<<<<

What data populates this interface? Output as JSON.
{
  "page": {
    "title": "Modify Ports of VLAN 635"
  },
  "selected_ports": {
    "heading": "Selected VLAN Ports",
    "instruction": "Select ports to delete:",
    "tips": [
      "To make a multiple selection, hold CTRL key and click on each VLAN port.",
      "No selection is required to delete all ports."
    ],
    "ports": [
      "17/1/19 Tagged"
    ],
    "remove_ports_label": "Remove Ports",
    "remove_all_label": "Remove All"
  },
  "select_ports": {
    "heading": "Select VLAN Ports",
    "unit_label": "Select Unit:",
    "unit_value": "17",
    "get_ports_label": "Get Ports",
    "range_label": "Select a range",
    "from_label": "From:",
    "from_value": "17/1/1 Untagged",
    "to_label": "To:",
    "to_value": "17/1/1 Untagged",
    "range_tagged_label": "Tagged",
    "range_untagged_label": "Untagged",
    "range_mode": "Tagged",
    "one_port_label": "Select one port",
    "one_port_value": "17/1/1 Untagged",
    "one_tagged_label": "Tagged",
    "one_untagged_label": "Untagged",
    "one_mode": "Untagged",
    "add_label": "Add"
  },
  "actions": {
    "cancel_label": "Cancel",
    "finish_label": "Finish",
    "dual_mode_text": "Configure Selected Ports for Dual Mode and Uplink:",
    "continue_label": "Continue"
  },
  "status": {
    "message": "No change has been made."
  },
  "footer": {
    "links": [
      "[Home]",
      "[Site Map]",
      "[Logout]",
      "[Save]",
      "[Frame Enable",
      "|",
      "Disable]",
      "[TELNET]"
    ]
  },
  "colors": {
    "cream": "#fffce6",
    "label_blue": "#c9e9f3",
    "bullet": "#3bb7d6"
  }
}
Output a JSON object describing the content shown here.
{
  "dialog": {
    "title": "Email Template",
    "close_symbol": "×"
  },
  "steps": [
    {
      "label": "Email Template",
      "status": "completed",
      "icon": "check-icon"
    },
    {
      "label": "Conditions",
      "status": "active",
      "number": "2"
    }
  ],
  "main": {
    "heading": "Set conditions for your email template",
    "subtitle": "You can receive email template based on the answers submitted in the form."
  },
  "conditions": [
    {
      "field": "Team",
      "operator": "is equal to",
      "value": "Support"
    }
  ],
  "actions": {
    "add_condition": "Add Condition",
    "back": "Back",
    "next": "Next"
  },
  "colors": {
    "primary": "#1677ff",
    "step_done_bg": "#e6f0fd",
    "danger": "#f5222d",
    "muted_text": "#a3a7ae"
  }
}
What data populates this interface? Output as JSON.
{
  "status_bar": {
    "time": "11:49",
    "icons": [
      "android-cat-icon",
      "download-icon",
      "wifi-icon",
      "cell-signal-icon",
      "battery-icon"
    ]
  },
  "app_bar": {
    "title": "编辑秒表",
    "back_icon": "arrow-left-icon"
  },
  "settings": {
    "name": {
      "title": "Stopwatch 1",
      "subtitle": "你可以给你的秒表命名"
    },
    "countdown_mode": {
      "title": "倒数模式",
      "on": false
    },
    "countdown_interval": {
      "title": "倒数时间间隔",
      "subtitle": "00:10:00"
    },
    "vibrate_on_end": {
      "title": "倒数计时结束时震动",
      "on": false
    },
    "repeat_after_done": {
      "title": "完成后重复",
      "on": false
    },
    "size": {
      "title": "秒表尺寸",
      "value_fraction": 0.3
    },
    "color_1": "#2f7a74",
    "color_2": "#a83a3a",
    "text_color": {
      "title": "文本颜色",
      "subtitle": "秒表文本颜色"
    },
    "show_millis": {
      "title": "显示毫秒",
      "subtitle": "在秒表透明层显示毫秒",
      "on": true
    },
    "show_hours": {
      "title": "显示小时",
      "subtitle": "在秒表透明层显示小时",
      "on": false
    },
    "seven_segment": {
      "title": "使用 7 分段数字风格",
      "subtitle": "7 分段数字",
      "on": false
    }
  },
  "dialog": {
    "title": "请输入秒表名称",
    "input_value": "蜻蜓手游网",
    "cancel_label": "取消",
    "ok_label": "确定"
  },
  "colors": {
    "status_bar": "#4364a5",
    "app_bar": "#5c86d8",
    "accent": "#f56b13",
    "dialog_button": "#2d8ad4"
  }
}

>>>>
<<<<

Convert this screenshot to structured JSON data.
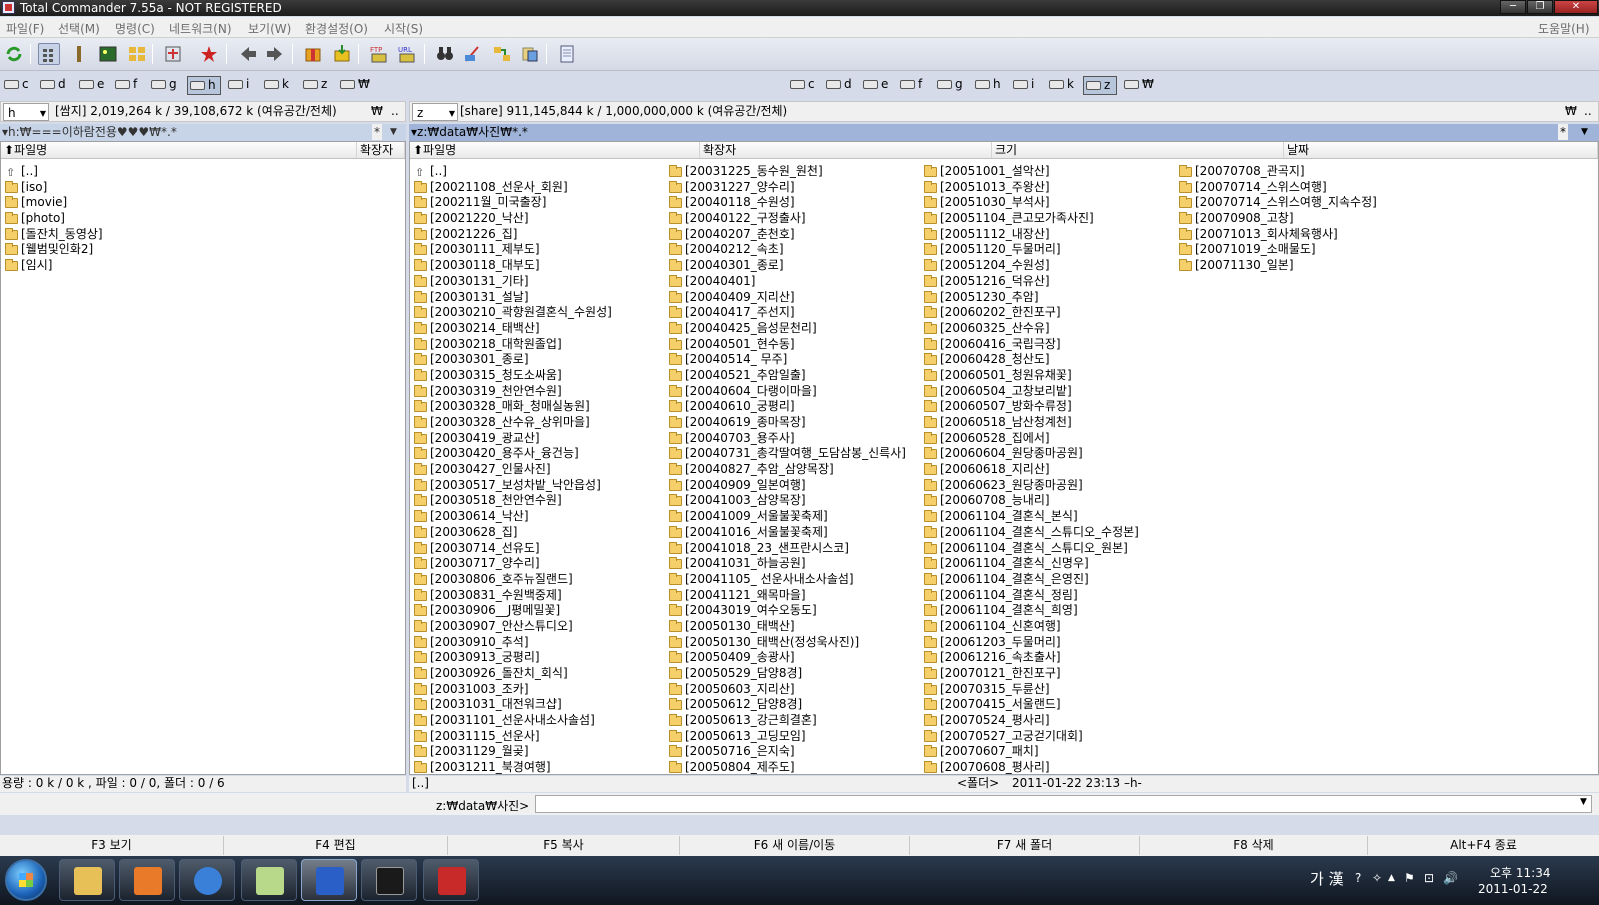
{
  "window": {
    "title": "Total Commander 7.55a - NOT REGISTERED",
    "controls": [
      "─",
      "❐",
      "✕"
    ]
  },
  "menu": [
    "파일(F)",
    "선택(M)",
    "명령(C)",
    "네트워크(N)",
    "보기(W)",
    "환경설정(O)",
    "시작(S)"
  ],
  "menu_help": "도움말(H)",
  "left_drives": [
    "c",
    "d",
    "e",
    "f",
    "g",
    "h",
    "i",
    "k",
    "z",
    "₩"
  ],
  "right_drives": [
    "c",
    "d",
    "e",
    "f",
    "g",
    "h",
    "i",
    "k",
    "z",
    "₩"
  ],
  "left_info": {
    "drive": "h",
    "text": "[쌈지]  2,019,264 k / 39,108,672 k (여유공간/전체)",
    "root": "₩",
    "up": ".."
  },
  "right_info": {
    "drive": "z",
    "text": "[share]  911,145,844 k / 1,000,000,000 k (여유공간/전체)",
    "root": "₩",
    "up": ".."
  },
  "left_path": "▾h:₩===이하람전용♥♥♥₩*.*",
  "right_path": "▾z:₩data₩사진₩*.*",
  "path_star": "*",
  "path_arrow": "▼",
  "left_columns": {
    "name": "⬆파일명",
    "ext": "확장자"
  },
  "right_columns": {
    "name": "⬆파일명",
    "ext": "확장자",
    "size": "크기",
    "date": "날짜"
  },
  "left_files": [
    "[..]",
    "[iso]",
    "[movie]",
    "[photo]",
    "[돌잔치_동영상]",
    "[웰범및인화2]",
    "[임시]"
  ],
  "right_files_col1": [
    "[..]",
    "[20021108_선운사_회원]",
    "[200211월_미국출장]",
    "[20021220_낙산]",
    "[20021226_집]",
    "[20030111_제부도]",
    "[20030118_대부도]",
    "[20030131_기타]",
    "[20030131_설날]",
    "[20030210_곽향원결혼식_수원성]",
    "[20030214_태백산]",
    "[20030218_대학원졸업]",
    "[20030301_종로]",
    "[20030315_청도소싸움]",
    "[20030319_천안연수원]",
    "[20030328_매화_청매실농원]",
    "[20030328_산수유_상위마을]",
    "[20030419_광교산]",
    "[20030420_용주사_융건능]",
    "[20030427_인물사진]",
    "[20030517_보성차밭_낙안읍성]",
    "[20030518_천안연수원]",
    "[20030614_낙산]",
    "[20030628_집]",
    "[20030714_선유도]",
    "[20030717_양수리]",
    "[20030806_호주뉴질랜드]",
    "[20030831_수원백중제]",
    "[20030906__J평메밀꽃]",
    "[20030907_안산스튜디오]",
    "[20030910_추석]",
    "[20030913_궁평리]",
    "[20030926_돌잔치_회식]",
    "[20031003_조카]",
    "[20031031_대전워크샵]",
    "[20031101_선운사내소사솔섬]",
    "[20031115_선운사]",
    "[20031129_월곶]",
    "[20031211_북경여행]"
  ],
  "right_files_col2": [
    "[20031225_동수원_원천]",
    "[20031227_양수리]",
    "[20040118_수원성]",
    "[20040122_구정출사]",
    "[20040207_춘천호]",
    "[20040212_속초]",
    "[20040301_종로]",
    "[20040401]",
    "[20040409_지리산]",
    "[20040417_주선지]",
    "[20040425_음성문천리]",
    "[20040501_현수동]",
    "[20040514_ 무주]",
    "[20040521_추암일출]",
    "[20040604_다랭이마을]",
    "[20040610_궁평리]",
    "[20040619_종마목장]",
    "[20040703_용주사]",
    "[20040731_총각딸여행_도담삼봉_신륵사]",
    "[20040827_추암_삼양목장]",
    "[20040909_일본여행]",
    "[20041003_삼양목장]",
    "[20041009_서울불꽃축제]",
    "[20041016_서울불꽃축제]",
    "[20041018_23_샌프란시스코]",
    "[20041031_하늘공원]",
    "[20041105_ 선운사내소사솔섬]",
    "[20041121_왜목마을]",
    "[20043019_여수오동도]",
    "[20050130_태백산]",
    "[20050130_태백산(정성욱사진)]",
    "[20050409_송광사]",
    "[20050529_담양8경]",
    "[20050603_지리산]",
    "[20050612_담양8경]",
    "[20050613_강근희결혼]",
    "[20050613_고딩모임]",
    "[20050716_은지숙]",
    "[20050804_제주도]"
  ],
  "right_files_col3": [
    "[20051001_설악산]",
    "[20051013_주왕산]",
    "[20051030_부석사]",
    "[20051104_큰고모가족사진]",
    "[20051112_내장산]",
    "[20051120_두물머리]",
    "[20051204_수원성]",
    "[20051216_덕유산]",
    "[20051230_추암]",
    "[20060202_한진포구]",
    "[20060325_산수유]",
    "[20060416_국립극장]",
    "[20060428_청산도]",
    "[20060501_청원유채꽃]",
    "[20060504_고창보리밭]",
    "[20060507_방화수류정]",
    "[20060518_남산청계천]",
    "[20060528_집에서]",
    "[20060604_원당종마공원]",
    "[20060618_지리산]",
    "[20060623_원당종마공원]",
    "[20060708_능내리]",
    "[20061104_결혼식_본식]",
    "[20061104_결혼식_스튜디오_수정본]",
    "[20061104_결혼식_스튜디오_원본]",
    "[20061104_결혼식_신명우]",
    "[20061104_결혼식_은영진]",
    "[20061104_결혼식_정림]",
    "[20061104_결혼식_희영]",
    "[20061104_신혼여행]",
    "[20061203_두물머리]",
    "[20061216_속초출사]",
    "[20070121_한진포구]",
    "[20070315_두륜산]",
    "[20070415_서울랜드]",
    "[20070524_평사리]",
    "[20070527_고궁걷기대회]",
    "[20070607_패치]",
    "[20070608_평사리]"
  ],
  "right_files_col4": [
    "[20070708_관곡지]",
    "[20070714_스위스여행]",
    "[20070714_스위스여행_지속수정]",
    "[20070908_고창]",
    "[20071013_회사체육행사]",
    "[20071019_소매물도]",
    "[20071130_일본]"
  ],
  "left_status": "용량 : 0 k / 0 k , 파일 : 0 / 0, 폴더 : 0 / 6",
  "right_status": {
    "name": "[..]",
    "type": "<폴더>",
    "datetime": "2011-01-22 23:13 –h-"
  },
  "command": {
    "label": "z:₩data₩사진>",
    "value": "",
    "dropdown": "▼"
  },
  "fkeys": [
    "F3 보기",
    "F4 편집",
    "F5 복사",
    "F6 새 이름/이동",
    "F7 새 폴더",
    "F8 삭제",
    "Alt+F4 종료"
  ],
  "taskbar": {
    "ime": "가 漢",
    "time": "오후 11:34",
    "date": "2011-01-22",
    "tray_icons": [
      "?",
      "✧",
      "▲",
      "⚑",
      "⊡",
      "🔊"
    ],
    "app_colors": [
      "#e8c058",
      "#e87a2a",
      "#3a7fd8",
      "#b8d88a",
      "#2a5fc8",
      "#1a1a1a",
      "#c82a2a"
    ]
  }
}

>>>>

§ **Task description**:
Within the listing above, copy each line that has the string "VLAN".

§ **Exercise response**:
    "title": "Modify Ports of VLAN 635"
    "heading": "Selected VLAN Ports",
      "To make a multiple selection, hold CTRL key and click on each VLAN port.",
    "heading": "Select VLAN Ports",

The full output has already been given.